## Required action:
Print out each record, keeping it identical to the original.

Start of Block

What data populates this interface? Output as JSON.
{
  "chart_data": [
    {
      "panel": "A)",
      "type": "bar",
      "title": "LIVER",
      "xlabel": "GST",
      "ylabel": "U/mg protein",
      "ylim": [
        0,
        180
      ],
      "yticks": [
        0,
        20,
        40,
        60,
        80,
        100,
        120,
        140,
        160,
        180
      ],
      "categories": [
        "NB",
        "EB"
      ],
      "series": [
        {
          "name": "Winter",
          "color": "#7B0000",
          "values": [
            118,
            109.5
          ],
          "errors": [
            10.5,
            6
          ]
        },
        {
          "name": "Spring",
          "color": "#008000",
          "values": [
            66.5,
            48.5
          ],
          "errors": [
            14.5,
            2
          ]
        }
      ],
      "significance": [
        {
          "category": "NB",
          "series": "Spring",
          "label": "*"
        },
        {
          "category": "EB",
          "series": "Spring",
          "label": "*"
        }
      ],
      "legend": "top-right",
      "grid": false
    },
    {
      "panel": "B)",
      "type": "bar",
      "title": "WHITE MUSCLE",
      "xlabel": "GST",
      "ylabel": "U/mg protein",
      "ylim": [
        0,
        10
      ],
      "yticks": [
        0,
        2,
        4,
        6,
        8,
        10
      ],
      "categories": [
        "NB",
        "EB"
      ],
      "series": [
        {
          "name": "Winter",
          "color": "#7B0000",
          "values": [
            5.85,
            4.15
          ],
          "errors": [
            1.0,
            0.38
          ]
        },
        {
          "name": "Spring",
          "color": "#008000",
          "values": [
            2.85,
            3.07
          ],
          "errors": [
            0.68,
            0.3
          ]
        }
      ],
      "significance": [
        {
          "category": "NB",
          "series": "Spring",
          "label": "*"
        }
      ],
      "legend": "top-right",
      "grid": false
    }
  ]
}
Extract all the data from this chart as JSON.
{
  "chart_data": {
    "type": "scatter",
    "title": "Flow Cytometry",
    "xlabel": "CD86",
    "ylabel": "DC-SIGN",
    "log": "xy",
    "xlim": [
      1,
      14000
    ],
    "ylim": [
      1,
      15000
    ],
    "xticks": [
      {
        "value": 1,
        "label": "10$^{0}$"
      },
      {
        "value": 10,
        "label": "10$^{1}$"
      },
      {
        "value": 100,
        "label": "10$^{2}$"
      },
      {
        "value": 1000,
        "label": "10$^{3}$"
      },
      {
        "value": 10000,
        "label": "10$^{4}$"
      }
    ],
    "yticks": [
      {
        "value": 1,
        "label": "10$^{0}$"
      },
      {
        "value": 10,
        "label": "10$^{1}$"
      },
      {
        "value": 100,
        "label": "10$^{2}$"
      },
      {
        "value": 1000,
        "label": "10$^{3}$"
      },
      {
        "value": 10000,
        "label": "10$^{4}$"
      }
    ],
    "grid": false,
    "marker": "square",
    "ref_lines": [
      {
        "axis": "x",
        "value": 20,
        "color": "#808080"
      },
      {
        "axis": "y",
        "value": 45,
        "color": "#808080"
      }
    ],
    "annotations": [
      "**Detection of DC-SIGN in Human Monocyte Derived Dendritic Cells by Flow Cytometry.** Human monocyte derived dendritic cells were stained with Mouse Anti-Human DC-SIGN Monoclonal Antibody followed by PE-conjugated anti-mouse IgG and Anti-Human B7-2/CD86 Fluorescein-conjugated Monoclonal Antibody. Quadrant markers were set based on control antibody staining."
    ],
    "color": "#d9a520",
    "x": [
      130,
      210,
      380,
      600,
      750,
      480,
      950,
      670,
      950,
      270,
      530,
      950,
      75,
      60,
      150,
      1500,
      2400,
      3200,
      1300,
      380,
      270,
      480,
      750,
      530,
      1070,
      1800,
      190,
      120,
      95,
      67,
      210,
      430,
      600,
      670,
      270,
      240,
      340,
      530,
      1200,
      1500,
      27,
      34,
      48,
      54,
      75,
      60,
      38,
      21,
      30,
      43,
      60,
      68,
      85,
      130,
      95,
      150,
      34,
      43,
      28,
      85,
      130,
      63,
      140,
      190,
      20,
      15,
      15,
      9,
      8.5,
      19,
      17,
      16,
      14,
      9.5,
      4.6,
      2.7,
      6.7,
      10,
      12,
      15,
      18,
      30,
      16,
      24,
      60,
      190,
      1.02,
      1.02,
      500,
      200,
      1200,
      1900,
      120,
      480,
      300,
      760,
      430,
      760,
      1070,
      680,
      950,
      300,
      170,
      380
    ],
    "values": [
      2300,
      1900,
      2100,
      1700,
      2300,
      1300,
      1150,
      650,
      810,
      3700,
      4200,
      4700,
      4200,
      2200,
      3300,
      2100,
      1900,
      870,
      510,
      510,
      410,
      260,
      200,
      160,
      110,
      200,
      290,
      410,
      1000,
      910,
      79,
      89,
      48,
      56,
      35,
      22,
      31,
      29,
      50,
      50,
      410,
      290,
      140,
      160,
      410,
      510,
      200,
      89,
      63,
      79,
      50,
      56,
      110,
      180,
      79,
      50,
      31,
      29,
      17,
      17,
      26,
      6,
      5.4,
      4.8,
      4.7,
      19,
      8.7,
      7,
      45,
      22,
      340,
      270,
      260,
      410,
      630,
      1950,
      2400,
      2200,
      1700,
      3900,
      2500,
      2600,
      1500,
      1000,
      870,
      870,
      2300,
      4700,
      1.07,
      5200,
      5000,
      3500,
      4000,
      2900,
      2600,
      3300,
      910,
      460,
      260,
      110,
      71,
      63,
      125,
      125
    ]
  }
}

End of Block

## Solution for this problem:
What data populates this interface? Output as JSON.
{
  "chart_data": [
    {
      "panel": "A)",
      "type": "bar",
      "title": "LIVER",
      "xlabel": "GST",
      "ylabel": "U/mg protein",
      "ylim": [
        0,
        180
      ],
      "yticks": [
        0,
        20,
        40,
        60,
        80,
        100,
        120,
        140,
        160,
        180
      ],
      "categories": [
        "NB",
        "EB"
      ],
      "series": [
        {
          "name": "Winter",
          "color": "#7B0000",
          "values": [
            118,
            109.5
          ],
          "errors": [
            10.5,
            6
          ]
        },
        {
          "name": "Spring",
          "color": "#008000",
          "values": [
            66.5,
            48.5
          ],
          "errors": [
            14.5,
            2
          ]
        }
      ],
      "significance": [
        {
          "category": "NB",
          "series": "Spring",
          "label": "*"
        },
        {
          "category": "EB",
          "series": "Spring",
          "label": "*"
        }
      ],
      "legend": "top-right",
      "grid": false
    },
    {
      "panel": "B)",
      "type": "bar",
      "title": "WHITE MUSCLE",
      "xlabel": "GST",
      "ylabel": "U/mg protein",
      "ylim": [
        0,
        10
      ],
      "yticks": [
        0,
        2,
        4,
        6,
        8,
        10
      ],
      "categories": [
        "NB",
        "EB"
      ],
      "series": [
        {
          "name": "Winter",
          "color": "#7B0000",
          "values": [
            5.85,
            4.15
          ],
          "errors": [
            1.0,
            0.38
          ]
        },
        {
          "name": "Spring",
          "color": "#008000",
          "values": [
            2.85,
            3.07
          ],
          "errors": [
            0.68,
            0.3
          ]
        }
      ],
      "significance": [
        {
          "category": "NB",
          "series": "Spring",
          "label": "*"
        }
      ],
      "legend": "top-right",
      "grid": false
    }
  ]
}
Extract all the data from this chart as JSON.
{
  "chart_data": {
    "type": "scatter",
    "title": "Flow Cytometry",
    "xlabel": "CD86",
    "ylabel": "DC-SIGN",
    "log": "xy",
    "xlim": [
      1,
      14000
    ],
    "ylim": [
      1,
      15000
    ],
    "xticks": [
      {
        "value": 1,
        "label": "10$^{0}$"
      },
      {
        "value": 10,
        "label": "10$^{1}$"
      },
      {
        "value": 100,
        "label": "10$^{2}$"
      },
      {
        "value": 1000,
        "label": "10$^{3}$"
      },
      {
        "value": 10000,
        "label": "10$^{4}$"
      }
    ],
    "yticks": [
      {
        "value": 1,
        "label": "10$^{0}$"
      },
      {
        "value": 10,
        "label": "10$^{1}$"
      },
      {
        "value": 100,
        "label": "10$^{2}$"
      },
      {
        "value": 1000,
        "label": "10$^{3}$"
      },
      {
        "value": 10000,
        "label": "10$^{4}$"
      }
    ],
    "grid": false,
    "marker": "square",
    "ref_lines": [
      {
        "axis": "x",
        "value": 20,
        "color": "#808080"
      },
      {
        "axis": "y",
        "value": 45,
        "color": "#808080"
      }
    ],
    "annotations": [
      "**Detection of DC-SIGN in Human Monocyte Derived Dendritic Cells by Flow Cytometry.** Human monocyte derived dendritic cells were stained with Mouse Anti-Human DC-SIGN Monoclonal Antibody followed by PE-conjugated anti-mouse IgG and Anti-Human B7-2/CD86 Fluorescein-conjugated Monoclonal Antibody. Quadrant markers were set based on control antibody staining."
    ],
    "color": "#d9a520",
    "x": [
      130,
      210,
      380,
      600,
      750,
      480,
      950,
      670,
      950,
      270,
      530,
      950,
      75,
      60,
      150,
      1500,
      2400,
      3200,
      1300,
      380,
      270,
      480,
      750,
      530,
      1070,
      1800,
      190,
      120,
      95,
      67,
      210,
      430,
      600,
      670,
      270,
      240,
      340,
      530,
      1200,
      1500,
      27,
      34,
      48,
      54,
      75,
      60,
      38,
      21,
      30,
      43,
      60,
      68,
      85,
      130,
      95,
      150,
      34,
      43,
      28,
      85,
      130,
      63,
      140,
      190,
      20,
      15,
      15,
      9,
      8.5,
      19,
      17,
      16,
      14,
      9.5,
      4.6,
      2.7,
      6.7,
      10,
      12,
      15,
      18,
      30,
      16,
      24,
      60,
      190,
      1.02,
      1.02,
      500,
      200,
      1200,
      1900,
      120,
      480,
      300,
      760,
      430,
      760,
      1070,
      680,
      950,
      300,
      170,
      380
    ],
    "values": [
      2300,
      1900,
      2100,
      1700,
      2300,
      1300,
      1150,
      650,
      810,
      3700,
      4200,
      4700,
      4200,
      2200,
      3300,
      2100,
      1900,
      870,
      510,
      510,
      410,
      260,
      200,
      160,
      110,
      200,
      290,
      410,
      1000,
      910,
      79,
      89,
      48,
      56,
      35,
      22,
      31,
      29,
      50,
      50,
      410,
      290,
      140,
      160,
      410,
      510,
      200,
      89,
      63,
      79,
      50,
      56,
      110,
      180,
      79,
      50,
      31,
      29,
      17,
      17,
      26,
      6,
      5.4,
      4.8,
      4.7,
      19,
      8.7,
      7,
      45,
      22,
      340,
      270,
      260,
      410,
      630,
      1950,
      2400,
      2200,
      1700,
      3900,
      2500,
      2600,
      1500,
      1000,
      870,
      870,
      2300,
      4700,
      1.07,
      5200,
      5000,
      3500,
      4000,
      2900,
      2600,
      3300,
      910,
      460,
      260,
      110,
      71,
      63,
      125,
      125
    ]
  }
}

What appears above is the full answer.